-- Begin Dataset entries --

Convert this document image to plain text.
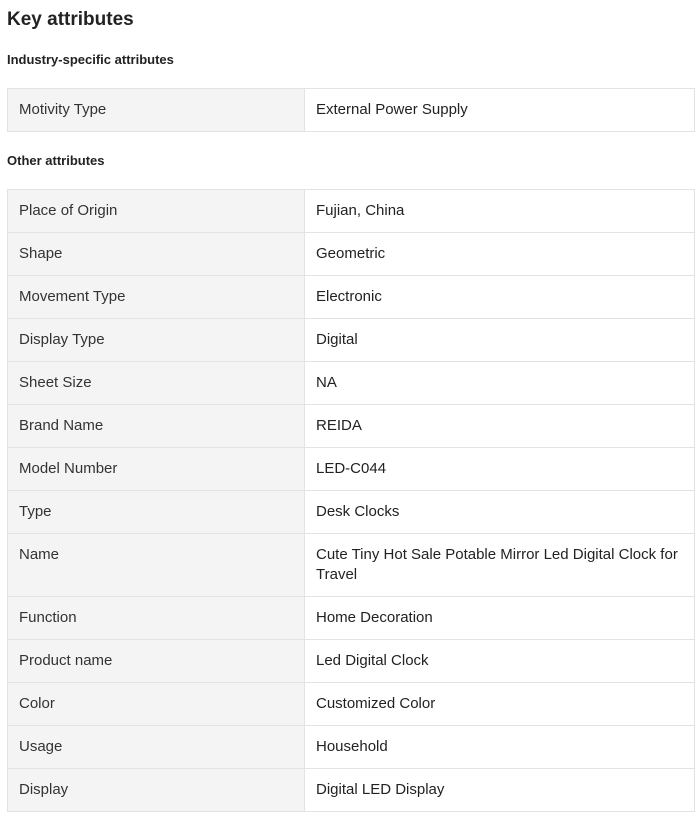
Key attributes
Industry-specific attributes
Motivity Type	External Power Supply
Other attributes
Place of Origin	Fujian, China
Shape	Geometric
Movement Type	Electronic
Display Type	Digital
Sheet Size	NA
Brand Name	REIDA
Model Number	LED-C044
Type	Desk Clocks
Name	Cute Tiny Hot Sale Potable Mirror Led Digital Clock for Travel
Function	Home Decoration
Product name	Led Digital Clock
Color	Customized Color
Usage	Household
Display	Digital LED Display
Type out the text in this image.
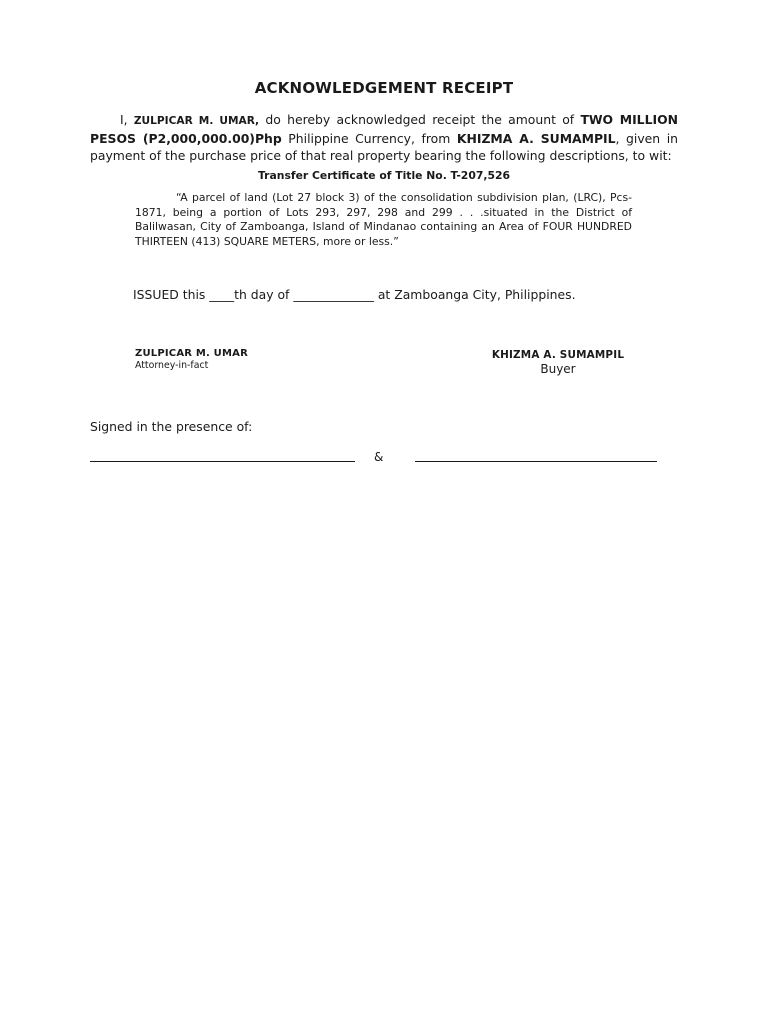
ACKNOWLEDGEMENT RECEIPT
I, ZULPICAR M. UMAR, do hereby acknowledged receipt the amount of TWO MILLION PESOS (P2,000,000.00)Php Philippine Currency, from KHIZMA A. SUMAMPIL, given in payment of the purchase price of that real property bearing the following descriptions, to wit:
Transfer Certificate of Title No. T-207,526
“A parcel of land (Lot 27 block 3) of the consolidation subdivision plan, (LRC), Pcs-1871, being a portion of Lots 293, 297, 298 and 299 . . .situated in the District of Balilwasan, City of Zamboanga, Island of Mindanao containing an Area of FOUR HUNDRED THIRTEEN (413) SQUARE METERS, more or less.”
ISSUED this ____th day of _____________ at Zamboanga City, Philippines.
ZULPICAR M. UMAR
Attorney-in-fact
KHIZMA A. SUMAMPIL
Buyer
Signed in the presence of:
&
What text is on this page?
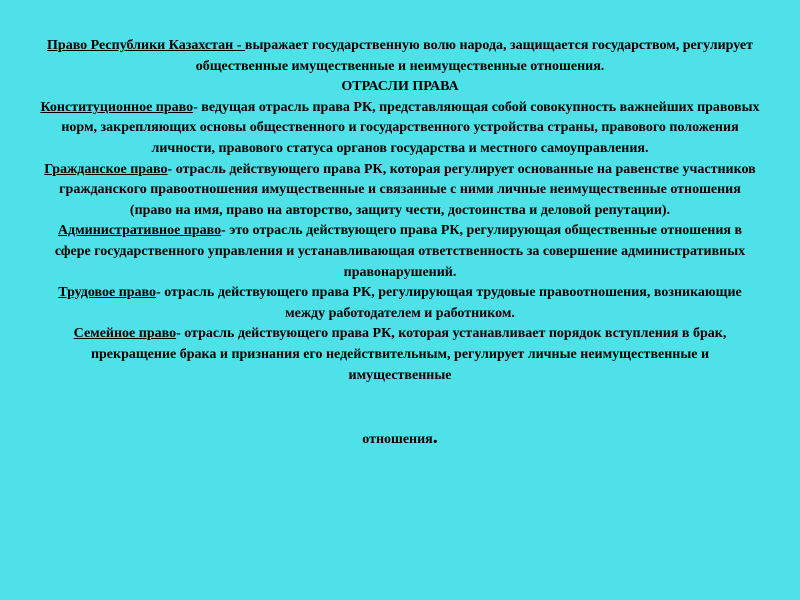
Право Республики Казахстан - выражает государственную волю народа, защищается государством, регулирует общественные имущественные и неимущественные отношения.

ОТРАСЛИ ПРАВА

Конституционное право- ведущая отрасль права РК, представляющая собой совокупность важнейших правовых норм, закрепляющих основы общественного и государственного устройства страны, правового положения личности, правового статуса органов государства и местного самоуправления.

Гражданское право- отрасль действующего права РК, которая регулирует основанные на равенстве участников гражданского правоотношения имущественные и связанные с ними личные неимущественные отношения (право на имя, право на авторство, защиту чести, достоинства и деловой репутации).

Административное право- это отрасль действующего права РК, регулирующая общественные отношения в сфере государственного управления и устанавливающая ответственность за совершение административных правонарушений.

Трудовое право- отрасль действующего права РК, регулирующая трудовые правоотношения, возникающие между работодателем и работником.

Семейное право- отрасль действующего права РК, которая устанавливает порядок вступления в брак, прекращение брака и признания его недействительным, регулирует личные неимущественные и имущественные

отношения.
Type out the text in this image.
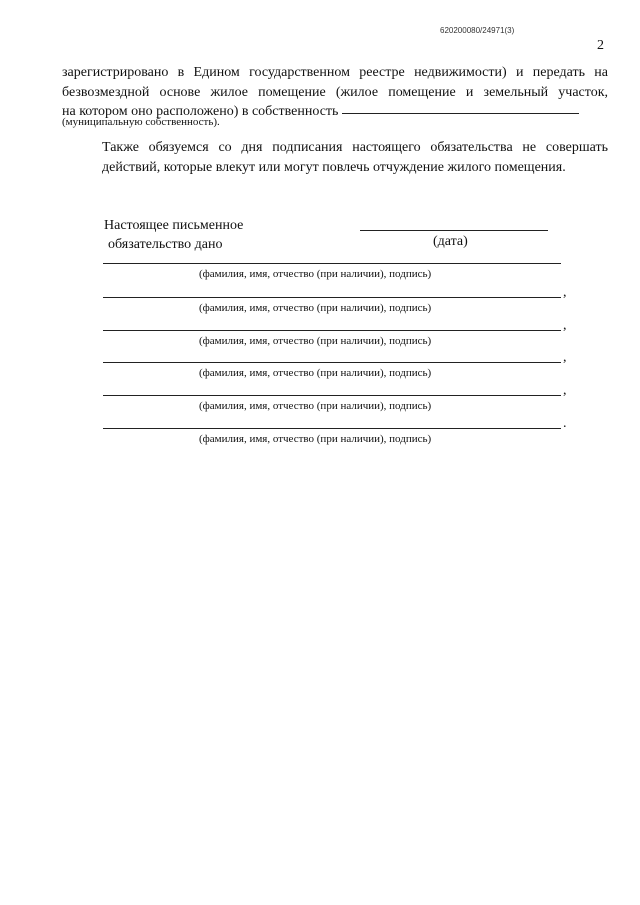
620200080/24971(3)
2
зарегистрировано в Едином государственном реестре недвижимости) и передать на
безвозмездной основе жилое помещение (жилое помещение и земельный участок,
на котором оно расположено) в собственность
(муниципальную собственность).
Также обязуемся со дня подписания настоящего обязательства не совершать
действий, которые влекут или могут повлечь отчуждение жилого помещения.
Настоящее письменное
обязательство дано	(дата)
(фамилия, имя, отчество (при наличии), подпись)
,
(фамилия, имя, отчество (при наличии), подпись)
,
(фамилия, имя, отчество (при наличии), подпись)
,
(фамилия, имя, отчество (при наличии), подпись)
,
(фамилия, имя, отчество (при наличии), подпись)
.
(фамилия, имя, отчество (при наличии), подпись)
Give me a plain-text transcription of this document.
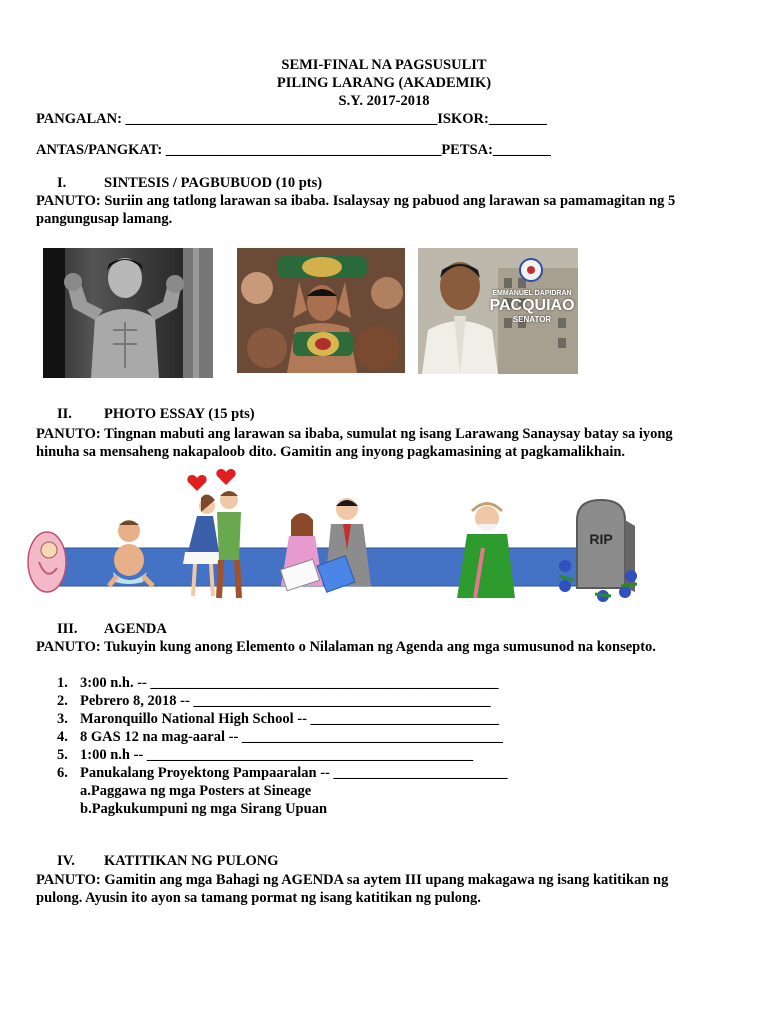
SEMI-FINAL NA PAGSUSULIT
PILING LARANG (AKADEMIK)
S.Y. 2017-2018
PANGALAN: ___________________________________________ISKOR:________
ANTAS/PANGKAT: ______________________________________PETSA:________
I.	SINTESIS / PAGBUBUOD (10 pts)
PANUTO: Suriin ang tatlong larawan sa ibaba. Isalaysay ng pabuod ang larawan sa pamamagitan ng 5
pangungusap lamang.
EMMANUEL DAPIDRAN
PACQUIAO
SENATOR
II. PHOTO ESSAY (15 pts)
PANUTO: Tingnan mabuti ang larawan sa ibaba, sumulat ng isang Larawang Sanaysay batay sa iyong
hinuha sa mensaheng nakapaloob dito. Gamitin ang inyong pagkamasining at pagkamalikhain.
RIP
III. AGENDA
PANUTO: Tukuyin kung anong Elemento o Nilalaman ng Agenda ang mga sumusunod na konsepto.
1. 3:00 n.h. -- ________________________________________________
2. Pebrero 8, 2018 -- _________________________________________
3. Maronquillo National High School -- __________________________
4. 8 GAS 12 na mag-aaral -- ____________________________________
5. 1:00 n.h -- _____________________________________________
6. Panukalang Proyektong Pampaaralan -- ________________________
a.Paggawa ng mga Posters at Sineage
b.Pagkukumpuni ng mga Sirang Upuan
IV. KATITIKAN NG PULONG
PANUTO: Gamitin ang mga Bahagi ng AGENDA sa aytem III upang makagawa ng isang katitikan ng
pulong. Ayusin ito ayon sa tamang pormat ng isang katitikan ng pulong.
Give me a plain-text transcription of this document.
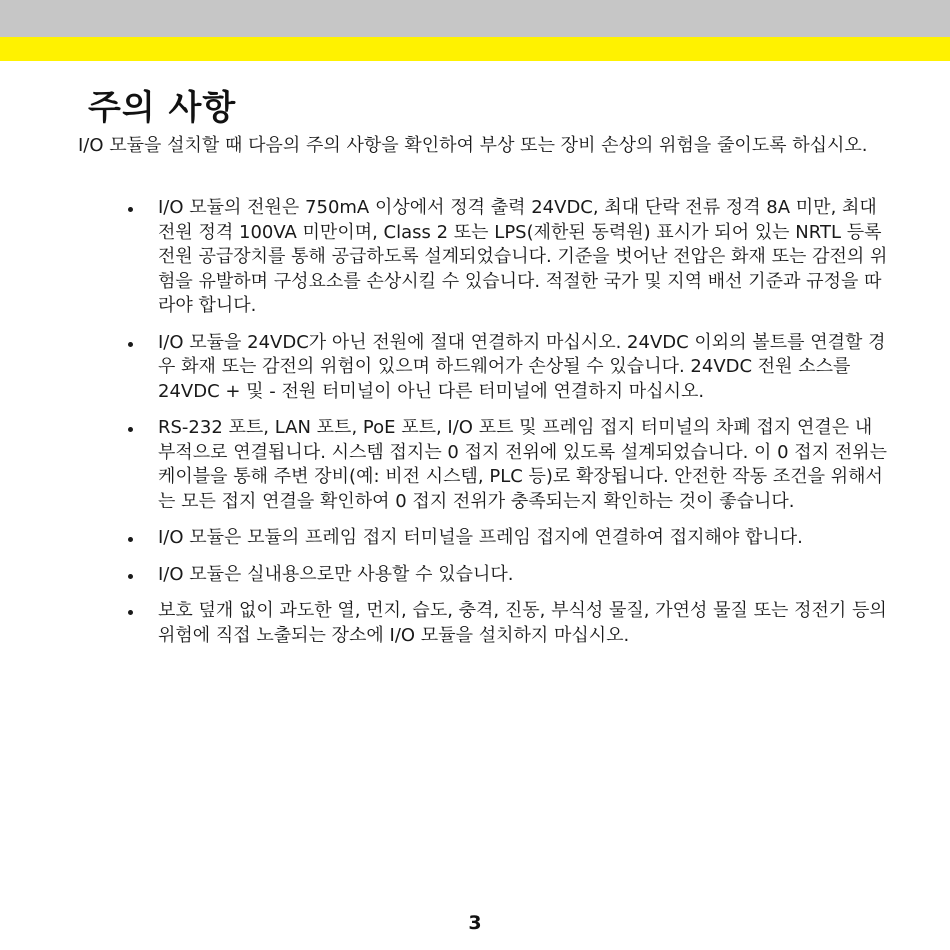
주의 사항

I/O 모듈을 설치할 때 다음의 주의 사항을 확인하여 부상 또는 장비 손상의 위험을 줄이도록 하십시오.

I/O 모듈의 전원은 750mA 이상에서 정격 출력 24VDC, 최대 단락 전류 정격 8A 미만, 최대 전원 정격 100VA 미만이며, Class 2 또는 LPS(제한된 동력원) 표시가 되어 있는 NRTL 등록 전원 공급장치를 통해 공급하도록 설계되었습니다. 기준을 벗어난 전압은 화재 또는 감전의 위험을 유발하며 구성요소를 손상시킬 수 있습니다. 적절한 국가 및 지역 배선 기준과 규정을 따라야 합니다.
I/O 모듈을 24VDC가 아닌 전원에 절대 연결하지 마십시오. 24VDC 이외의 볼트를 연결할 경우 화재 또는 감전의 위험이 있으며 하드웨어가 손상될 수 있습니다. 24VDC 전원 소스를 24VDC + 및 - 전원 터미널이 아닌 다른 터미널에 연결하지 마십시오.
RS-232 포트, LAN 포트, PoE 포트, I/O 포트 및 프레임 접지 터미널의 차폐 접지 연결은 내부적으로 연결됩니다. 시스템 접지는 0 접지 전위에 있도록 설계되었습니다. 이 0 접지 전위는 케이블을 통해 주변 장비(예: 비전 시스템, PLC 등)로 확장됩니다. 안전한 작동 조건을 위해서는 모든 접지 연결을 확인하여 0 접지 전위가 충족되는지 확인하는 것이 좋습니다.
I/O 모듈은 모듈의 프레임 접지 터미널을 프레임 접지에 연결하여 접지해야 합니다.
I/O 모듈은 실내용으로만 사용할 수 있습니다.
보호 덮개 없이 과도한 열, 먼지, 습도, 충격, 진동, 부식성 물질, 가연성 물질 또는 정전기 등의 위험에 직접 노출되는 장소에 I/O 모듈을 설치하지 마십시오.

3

-- End Dataset entries --

● Goal of the exercise
Copy every line of the data that holds the string "Type".

● Solution
Motivity Type	External Power Supply
Movement Type	Electronic
Display Type	Digital
Type	Desk Clocks
Type out the text in this image.
Type out the text in this image.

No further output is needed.